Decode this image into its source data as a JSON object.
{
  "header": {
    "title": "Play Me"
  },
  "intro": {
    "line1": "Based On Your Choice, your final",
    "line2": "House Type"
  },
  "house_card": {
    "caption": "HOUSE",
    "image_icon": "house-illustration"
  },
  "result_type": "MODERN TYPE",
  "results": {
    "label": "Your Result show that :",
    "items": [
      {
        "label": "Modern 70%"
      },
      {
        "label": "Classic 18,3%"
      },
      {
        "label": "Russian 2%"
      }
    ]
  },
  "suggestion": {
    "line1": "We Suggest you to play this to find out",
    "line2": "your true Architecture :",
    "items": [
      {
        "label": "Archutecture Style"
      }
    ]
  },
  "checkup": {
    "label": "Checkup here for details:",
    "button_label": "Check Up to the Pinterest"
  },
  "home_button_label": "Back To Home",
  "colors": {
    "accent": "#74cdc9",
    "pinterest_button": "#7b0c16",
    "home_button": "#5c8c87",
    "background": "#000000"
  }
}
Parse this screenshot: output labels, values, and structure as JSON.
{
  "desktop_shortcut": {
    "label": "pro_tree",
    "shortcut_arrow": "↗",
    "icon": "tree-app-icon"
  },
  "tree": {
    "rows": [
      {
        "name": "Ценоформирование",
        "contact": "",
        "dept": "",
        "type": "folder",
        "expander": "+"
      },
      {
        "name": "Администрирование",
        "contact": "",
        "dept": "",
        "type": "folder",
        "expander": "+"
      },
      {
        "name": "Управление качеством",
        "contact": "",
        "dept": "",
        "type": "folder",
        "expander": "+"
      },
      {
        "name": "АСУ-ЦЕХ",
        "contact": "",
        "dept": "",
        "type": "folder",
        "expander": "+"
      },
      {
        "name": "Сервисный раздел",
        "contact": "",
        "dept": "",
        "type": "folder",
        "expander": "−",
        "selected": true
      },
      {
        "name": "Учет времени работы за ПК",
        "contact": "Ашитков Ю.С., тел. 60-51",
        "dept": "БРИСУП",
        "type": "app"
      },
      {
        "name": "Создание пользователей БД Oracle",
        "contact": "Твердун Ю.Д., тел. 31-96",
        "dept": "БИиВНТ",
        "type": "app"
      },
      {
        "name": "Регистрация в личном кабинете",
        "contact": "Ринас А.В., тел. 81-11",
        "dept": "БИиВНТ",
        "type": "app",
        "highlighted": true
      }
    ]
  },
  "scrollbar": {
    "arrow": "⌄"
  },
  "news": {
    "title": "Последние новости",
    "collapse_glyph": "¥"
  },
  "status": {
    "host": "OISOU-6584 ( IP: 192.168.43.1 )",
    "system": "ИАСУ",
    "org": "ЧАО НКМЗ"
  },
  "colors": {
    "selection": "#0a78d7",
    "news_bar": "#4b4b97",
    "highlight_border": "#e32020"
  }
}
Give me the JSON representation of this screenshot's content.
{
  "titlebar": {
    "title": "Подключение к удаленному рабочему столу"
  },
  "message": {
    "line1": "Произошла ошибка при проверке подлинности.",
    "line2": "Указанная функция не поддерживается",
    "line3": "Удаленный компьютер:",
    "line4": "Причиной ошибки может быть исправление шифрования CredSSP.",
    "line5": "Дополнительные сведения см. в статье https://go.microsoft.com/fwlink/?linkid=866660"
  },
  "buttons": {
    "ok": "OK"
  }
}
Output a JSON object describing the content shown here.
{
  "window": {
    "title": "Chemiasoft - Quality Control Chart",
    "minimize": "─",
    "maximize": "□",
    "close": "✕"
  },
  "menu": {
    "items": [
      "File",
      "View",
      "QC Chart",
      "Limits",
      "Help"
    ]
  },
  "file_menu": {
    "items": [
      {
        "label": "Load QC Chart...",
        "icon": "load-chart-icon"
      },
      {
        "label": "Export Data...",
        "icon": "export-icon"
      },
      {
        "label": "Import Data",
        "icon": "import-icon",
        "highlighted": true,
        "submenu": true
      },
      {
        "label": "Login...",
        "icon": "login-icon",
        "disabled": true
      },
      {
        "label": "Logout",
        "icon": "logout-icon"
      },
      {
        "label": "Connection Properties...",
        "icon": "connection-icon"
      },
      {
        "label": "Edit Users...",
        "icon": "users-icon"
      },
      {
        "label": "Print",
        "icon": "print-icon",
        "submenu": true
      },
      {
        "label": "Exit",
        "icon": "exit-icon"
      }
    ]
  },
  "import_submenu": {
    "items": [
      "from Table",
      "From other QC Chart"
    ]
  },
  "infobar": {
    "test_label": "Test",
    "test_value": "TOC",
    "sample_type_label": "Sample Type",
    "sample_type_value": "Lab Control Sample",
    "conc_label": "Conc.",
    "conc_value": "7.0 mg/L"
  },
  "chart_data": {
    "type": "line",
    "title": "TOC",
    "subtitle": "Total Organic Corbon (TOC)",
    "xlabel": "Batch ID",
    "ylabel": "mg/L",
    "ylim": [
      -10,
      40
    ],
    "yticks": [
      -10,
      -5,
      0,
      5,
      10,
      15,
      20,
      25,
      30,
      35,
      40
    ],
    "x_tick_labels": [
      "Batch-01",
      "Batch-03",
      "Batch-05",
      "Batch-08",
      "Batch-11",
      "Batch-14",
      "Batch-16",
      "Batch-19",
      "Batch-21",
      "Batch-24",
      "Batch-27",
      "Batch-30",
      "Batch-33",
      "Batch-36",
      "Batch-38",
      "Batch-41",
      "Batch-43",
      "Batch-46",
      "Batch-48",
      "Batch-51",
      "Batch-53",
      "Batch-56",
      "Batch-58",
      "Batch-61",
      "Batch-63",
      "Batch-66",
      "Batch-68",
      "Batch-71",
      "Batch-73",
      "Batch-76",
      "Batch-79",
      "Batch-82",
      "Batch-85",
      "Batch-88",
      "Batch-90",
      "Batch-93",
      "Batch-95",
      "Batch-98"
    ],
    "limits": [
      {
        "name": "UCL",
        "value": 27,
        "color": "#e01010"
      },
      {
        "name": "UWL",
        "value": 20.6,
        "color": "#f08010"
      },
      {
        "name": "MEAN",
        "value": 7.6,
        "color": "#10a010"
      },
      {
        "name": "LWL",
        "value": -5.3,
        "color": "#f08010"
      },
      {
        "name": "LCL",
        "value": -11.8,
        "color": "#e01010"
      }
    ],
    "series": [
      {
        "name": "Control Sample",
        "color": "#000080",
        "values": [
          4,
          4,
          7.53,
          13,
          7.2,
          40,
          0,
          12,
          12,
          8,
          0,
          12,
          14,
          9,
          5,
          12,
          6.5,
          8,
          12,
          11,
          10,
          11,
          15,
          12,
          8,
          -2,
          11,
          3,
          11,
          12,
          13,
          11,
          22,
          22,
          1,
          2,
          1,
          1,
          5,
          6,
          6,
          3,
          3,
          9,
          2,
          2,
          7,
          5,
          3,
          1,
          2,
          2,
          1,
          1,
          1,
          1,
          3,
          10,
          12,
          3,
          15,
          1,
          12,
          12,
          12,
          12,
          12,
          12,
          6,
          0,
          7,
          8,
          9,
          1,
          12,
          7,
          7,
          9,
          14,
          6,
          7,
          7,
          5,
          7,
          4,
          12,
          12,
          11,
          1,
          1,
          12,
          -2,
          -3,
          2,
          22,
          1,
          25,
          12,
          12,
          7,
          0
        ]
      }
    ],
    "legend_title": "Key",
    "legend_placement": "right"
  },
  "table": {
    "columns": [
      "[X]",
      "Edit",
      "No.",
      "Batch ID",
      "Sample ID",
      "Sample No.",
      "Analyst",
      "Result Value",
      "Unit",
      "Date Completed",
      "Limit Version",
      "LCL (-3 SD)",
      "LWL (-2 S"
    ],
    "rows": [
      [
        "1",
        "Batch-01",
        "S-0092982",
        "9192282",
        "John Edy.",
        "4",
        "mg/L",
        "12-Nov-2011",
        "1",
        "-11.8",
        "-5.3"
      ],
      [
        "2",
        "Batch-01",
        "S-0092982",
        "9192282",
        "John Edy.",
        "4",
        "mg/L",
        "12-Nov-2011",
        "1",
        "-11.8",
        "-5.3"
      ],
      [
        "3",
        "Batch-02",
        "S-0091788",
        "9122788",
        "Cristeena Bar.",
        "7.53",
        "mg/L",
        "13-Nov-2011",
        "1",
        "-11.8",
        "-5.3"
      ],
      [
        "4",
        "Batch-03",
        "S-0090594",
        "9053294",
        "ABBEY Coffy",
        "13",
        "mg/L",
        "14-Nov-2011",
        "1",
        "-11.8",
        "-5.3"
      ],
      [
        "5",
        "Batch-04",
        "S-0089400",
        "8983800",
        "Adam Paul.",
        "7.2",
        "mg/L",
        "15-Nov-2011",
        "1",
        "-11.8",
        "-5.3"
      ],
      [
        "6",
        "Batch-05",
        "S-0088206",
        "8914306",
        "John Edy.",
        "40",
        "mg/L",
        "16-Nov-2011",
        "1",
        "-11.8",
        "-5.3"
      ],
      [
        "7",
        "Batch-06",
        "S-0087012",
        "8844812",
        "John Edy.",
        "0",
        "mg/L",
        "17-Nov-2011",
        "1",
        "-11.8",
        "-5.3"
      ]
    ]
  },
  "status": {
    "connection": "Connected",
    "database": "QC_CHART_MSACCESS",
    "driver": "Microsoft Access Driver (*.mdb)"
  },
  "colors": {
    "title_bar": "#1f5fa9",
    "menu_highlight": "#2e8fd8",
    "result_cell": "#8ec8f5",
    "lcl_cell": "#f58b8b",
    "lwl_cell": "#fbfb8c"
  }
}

------------

WRITTEN PROBLEM - Across the records, count the lines holding the string "values". Give the number and stop.

FINAL RESULT - 2